[GIVEN INSTRUCTION]
Read the data and repeat it in full, exactly.

[DATA PROVIDED]
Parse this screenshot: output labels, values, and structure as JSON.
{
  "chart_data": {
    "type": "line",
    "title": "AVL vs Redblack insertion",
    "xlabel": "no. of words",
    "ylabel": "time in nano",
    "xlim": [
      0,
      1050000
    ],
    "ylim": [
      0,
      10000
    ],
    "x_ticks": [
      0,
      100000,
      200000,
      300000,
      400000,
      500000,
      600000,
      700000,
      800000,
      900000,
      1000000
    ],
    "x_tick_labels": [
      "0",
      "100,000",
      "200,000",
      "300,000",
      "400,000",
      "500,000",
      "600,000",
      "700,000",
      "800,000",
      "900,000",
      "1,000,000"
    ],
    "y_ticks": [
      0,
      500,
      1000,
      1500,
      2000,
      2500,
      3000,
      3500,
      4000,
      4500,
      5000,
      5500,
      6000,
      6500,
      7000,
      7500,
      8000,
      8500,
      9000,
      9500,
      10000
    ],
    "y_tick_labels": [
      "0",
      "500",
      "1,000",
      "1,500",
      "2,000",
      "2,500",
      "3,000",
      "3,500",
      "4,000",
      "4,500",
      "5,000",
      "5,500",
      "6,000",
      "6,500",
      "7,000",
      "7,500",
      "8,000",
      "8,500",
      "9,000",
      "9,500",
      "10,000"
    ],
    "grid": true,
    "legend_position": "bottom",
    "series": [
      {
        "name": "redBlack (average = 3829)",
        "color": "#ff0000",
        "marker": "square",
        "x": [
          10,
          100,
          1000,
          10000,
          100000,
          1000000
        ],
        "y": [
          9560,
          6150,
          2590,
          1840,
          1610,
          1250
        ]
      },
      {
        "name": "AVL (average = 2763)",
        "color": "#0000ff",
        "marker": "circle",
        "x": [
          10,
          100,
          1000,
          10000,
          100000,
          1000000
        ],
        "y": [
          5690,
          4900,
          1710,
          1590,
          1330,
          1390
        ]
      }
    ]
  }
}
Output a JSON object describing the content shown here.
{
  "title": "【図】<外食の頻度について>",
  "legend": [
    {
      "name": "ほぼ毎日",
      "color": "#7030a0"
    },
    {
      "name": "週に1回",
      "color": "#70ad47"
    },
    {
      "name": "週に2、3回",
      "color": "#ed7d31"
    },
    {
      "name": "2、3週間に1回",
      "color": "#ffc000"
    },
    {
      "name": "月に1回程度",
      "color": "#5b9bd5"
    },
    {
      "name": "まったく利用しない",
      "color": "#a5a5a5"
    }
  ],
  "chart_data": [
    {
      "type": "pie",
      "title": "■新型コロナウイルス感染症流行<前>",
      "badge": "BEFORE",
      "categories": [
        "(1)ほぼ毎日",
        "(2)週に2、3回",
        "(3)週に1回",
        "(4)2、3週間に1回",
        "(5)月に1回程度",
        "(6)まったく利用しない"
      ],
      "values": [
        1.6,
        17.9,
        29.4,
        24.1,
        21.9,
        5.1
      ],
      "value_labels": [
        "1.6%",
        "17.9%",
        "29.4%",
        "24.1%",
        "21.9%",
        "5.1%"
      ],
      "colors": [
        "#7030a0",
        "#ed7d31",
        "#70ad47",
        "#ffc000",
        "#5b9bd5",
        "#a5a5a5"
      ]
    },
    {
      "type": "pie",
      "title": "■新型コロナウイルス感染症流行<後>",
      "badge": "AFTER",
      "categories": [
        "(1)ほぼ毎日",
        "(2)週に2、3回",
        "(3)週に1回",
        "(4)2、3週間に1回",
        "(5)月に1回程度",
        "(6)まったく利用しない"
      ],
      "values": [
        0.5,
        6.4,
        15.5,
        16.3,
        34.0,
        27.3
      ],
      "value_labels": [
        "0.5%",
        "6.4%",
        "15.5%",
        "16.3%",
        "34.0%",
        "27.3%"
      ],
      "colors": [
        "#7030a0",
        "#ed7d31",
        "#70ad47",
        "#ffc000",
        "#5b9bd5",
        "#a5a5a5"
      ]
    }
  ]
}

[WORKED ANSWER]
Parse this screenshot: output labels, values, and structure as JSON.
{
  "chart_data": {
    "type": "line",
    "title": "AVL vs Redblack insertion",
    "xlabel": "no. of words",
    "ylabel": "time in nano",
    "xlim": [
      0,
      1050000
    ],
    "ylim": [
      0,
      10000
    ],
    "x_ticks": [
      0,
      100000,
      200000,
      300000,
      400000,
      500000,
      600000,
      700000,
      800000,
      900000,
      1000000
    ],
    "x_tick_labels": [
      "0",
      "100,000",
      "200,000",
      "300,000",
      "400,000",
      "500,000",
      "600,000",
      "700,000",
      "800,000",
      "900,000",
      "1,000,000"
    ],
    "y_ticks": [
      0,
      500,
      1000,
      1500,
      2000,
      2500,
      3000,
      3500,
      4000,
      4500,
      5000,
      5500,
      6000,
      6500,
      7000,
      7500,
      8000,
      8500,
      9000,
      9500,
      10000
    ],
    "y_tick_labels": [
      "0",
      "500",
      "1,000",
      "1,500",
      "2,000",
      "2,500",
      "3,000",
      "3,500",
      "4,000",
      "4,500",
      "5,000",
      "5,500",
      "6,000",
      "6,500",
      "7,000",
      "7,500",
      "8,000",
      "8,500",
      "9,000",
      "9,500",
      "10,000"
    ],
    "grid": true,
    "legend_position": "bottom",
    "series": [
      {
        "name": "redBlack (average = 3829)",
        "color": "#ff0000",
        "marker": "square",
        "x": [
          10,
          100,
          1000,
          10000,
          100000,
          1000000
        ],
        "y": [
          9560,
          6150,
          2590,
          1840,
          1610,
          1250
        ]
      },
      {
        "name": "AVL (average = 2763)",
        "color": "#0000ff",
        "marker": "circle",
        "x": [
          10,
          100,
          1000,
          10000,
          100000,
          1000000
        ],
        "y": [
          5690,
          4900,
          1710,
          1590,
          1330,
          1390
        ]
      }
    ]
  }
}
Output a JSON object describing the content shown here.
{
  "title": "【図】<外食の頻度について>",
  "legend": [
    {
      "name": "ほぼ毎日",
      "color": "#7030a0"
    },
    {
      "name": "週に1回",
      "color": "#70ad47"
    },
    {
      "name": "週に2、3回",
      "color": "#ed7d31"
    },
    {
      "name": "2、3週間に1回",
      "color": "#ffc000"
    },
    {
      "name": "月に1回程度",
      "color": "#5b9bd5"
    },
    {
      "name": "まったく利用しない",
      "color": "#a5a5a5"
    }
  ],
  "chart_data": [
    {
      "type": "pie",
      "title": "■新型コロナウイルス感染症流行<前>",
      "badge": "BEFORE",
      "categories": [
        "(1)ほぼ毎日",
        "(2)週に2、3回",
        "(3)週に1回",
        "(4)2、3週間に1回",
        "(5)月に1回程度",
        "(6)まったく利用しない"
      ],
      "values": [
        1.6,
        17.9,
        29.4,
        24.1,
        21.9,
        5.1
      ],
      "value_labels": [
        "1.6%",
        "17.9%",
        "29.4%",
        "24.1%",
        "21.9%",
        "5.1%"
      ],
      "colors": [
        "#7030a0",
        "#ed7d31",
        "#70ad47",
        "#ffc000",
        "#5b9bd5",
        "#a5a5a5"
      ]
    },
    {
      "type": "pie",
      "title": "■新型コロナウイルス感染症流行<後>",
      "badge": "AFTER",
      "categories": [
        "(1)ほぼ毎日",
        "(2)週に2、3回",
        "(3)週に1回",
        "(4)2、3週間に1回",
        "(5)月に1回程度",
        "(6)まったく利用しない"
      ],
      "values": [
        0.5,
        6.4,
        15.5,
        16.3,
        34.0,
        27.3
      ],
      "value_labels": [
        "0.5%",
        "6.4%",
        "15.5%",
        "16.3%",
        "34.0%",
        "27.3%"
      ],
      "colors": [
        "#7030a0",
        "#ed7d31",
        "#70ad47",
        "#ffc000",
        "#5b9bd5",
        "#a5a5a5"
      ]
    }
  ]
}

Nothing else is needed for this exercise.